Rewrite everything from the row containing "List all visible" down to the row containing "two-finger-pan-icon — [519, 153, 1028, 536]", replacing "bboxes" with "bounding boxes" and keeping everything else unchanged. Omit the pictures.

• **MATERIAL SHOWN**
· · · · ·

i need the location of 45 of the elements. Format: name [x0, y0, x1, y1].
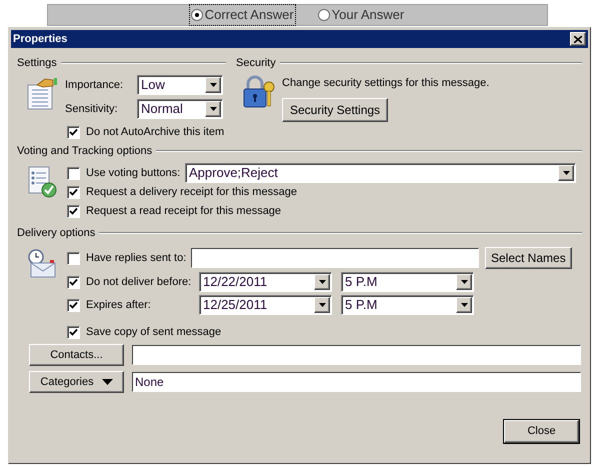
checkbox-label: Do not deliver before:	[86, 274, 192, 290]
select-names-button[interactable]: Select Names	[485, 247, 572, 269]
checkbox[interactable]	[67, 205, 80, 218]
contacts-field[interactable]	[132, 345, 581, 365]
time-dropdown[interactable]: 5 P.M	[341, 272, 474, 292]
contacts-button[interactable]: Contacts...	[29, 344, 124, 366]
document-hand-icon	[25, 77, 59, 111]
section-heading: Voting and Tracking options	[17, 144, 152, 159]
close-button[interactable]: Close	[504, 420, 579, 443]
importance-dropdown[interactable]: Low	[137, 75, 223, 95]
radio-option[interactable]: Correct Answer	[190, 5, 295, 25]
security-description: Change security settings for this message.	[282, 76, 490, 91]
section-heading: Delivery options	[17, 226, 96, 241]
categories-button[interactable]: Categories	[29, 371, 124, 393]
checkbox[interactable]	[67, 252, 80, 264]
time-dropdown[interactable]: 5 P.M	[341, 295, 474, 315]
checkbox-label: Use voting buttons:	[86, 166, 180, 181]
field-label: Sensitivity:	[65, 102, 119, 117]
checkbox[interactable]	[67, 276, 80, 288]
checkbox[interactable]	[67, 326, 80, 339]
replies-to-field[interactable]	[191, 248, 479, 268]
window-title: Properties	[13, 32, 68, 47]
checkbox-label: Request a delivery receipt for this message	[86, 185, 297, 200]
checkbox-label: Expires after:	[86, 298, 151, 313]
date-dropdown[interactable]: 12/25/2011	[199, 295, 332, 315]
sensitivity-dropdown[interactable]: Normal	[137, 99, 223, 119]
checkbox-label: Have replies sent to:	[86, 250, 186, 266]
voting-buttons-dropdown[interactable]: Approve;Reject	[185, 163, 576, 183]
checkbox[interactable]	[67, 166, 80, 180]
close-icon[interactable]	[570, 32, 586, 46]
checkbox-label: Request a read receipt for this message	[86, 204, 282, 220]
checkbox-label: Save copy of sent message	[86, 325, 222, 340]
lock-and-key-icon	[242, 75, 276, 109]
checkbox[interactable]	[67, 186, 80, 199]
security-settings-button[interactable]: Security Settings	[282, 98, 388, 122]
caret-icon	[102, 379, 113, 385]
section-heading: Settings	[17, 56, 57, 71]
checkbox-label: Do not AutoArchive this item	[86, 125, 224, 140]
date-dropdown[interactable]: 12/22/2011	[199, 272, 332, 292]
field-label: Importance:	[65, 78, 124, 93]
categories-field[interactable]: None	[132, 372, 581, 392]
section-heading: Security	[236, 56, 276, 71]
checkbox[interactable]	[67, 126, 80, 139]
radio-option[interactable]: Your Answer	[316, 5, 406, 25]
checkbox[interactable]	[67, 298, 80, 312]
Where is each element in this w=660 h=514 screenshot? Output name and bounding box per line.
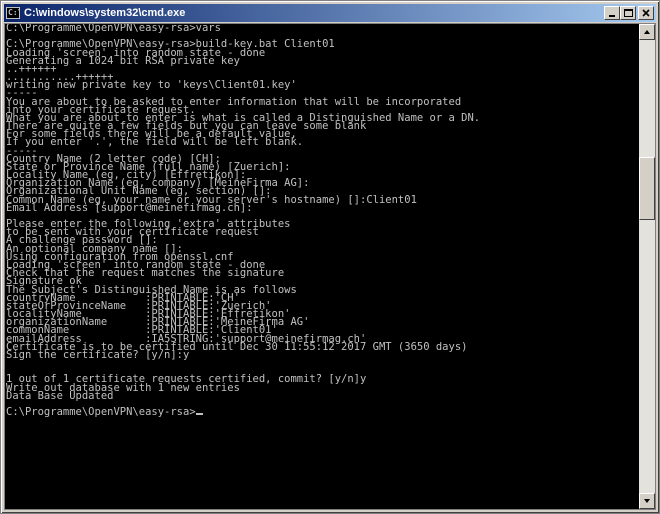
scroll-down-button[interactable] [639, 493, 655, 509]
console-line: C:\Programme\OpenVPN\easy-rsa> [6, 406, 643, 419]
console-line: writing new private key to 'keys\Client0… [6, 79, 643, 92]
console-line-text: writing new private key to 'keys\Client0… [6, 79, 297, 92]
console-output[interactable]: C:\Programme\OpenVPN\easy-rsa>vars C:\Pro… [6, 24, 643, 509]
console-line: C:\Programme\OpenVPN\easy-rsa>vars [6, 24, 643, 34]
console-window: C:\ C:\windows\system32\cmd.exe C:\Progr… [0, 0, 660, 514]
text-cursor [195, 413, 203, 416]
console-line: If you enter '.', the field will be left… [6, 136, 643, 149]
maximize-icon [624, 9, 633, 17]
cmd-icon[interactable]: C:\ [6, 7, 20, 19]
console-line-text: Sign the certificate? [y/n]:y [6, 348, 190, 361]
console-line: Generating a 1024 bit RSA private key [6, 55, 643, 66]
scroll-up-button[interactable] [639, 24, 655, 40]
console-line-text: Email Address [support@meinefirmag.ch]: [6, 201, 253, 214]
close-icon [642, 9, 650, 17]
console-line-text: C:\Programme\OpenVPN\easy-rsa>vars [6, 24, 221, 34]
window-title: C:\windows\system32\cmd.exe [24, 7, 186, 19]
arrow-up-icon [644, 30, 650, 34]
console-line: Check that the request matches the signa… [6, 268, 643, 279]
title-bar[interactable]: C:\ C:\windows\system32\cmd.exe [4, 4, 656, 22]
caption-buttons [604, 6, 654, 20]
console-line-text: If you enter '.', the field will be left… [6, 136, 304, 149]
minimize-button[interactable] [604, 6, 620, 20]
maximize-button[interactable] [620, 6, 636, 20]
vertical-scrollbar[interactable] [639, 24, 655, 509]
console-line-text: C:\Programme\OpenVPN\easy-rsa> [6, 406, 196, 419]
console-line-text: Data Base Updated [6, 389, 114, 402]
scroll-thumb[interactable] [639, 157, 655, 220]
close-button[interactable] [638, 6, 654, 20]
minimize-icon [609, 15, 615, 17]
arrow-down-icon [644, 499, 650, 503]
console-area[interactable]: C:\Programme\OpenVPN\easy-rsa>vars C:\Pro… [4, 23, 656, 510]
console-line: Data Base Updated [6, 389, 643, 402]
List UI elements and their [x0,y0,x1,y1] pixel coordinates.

· · · · ·

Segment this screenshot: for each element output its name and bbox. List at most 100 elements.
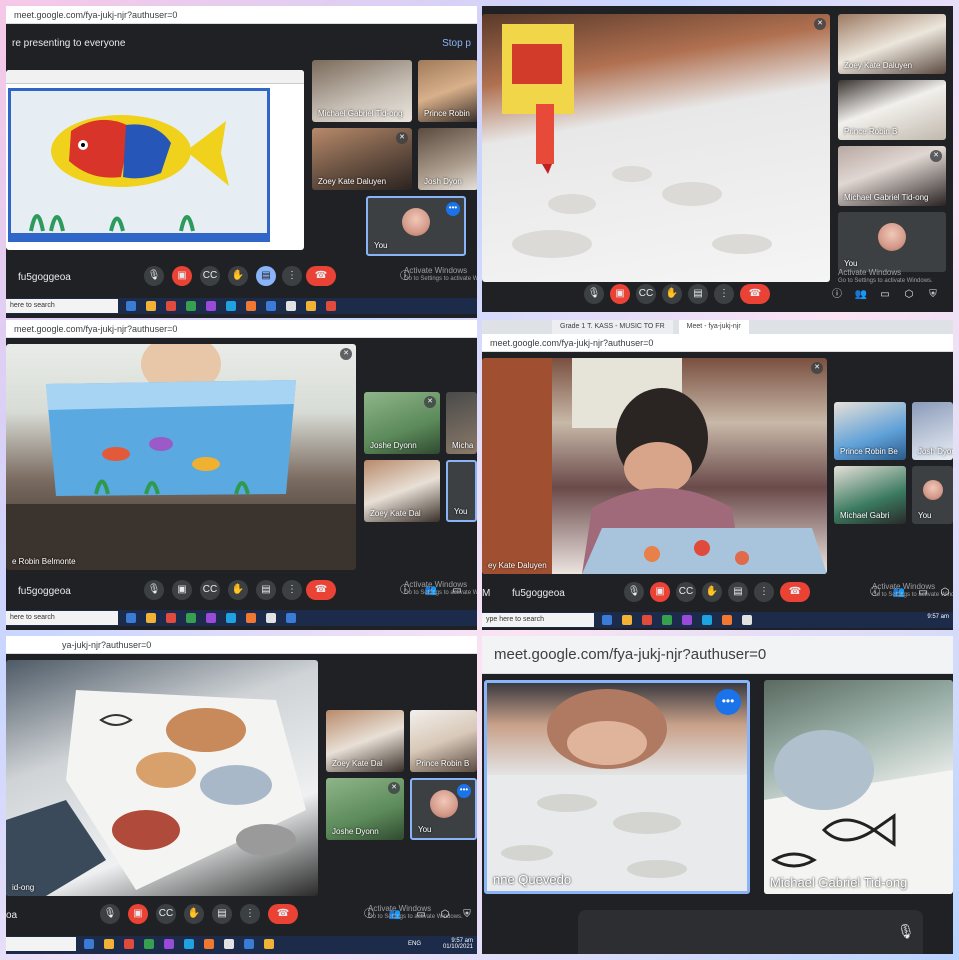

· · · · ·

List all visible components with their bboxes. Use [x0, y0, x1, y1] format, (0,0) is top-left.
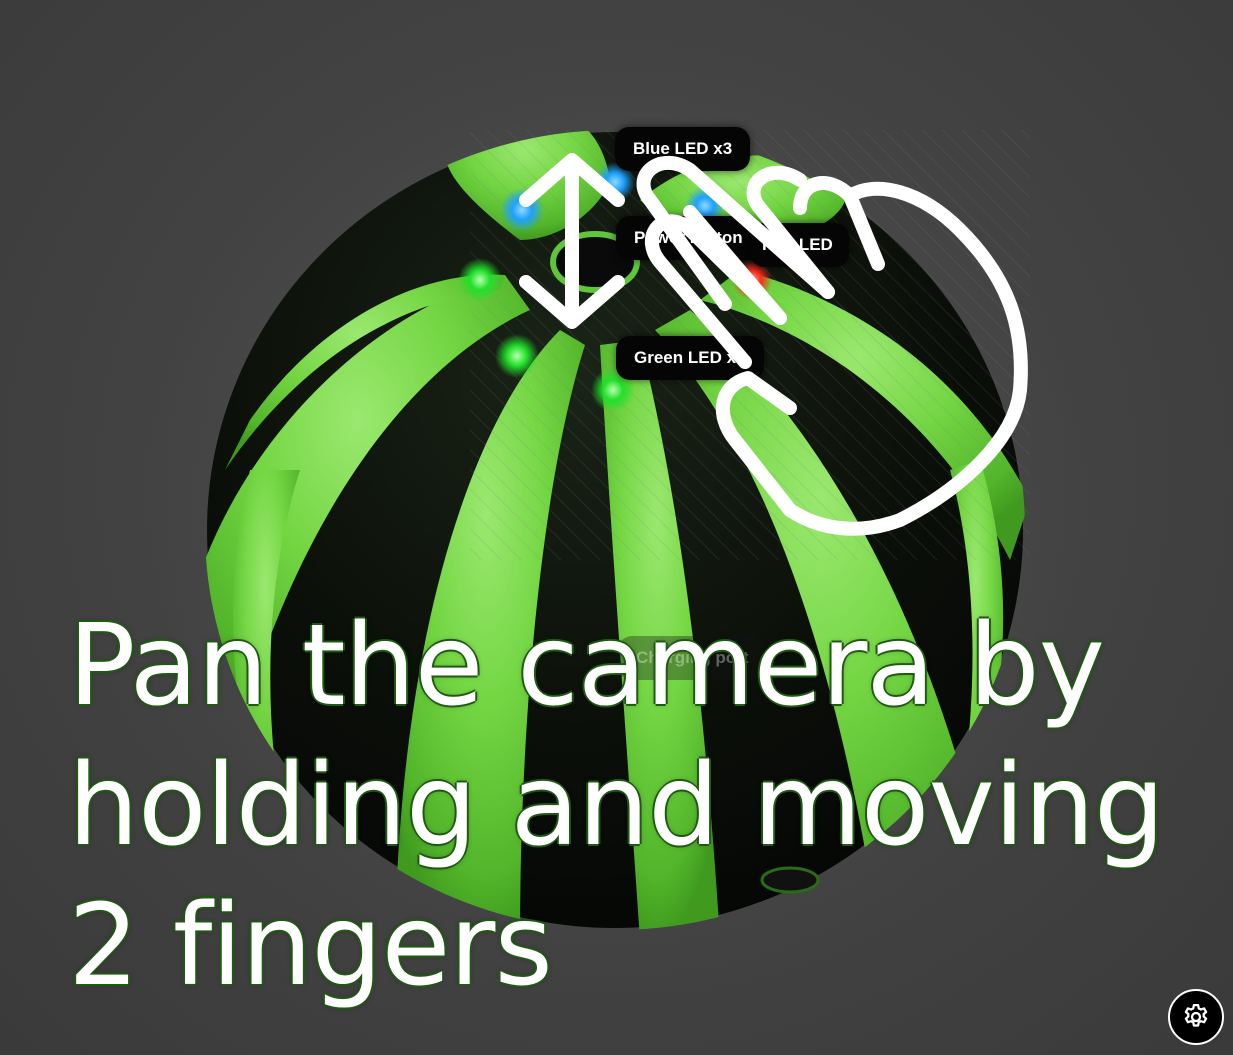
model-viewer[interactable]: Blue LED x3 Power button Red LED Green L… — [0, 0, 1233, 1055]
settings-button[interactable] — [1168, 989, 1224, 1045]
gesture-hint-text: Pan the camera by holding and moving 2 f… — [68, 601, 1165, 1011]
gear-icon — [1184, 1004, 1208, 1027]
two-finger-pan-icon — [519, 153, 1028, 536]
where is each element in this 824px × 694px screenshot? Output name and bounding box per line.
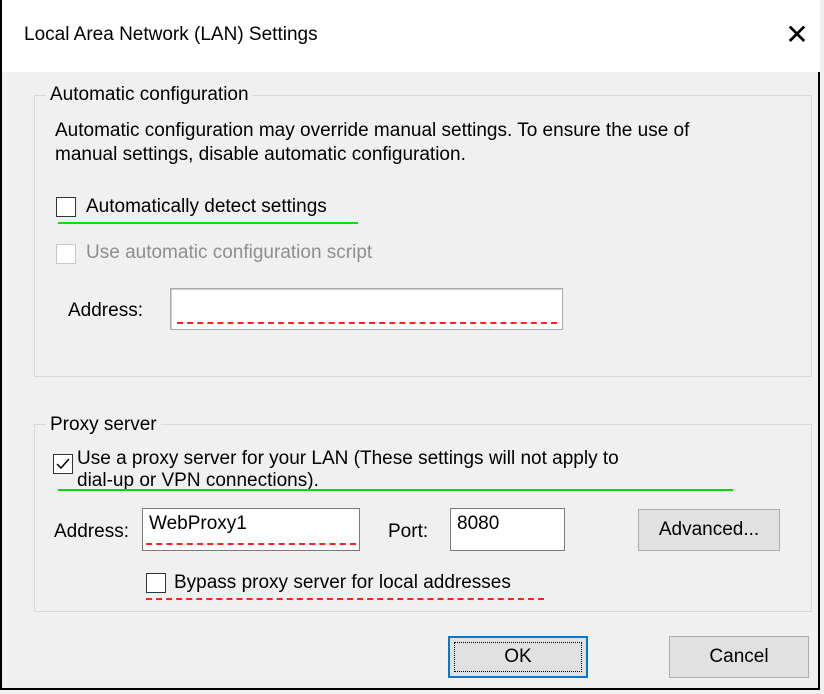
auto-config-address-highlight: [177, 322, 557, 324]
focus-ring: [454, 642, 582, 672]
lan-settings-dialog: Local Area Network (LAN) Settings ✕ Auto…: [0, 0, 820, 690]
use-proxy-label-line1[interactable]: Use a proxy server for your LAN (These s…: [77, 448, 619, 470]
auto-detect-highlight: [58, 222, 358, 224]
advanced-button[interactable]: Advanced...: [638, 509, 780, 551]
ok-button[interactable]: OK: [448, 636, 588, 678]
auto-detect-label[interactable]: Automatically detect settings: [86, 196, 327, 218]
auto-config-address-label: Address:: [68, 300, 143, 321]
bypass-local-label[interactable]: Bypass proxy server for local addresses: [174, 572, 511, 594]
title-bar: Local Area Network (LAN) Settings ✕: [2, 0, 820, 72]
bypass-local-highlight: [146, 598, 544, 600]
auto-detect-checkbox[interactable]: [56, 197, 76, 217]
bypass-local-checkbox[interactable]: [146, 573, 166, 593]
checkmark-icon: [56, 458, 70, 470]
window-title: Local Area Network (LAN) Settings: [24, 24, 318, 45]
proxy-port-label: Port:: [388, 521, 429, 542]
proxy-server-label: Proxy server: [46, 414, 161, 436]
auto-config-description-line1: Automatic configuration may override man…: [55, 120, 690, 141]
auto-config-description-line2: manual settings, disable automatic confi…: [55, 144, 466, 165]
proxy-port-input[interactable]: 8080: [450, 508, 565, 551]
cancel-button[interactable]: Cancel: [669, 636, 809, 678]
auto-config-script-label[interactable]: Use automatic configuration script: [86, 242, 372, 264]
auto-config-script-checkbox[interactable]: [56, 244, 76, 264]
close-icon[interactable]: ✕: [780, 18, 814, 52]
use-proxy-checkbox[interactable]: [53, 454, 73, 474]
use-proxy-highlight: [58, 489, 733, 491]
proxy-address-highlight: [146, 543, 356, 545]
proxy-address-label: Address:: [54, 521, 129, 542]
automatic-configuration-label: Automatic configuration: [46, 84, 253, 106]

· · · · ·

• **REPLY**
List all visible components with their bounding boxes. Use [x0, y0, x1, y1] format, (0,0) is top-left.
model-viewer[interactable]: Blue LED x3 Power button Red LED Green L… — [0, 0, 1233, 1055]
settings-button[interactable] — [1168, 989, 1224, 1045]
gesture-hint-text: Pan the camera by holding and moving 2 f… — [68, 601, 1165, 1011]
gear-icon — [1184, 1004, 1208, 1027]
two-finger-pan-icon — [519, 153, 1028, 536]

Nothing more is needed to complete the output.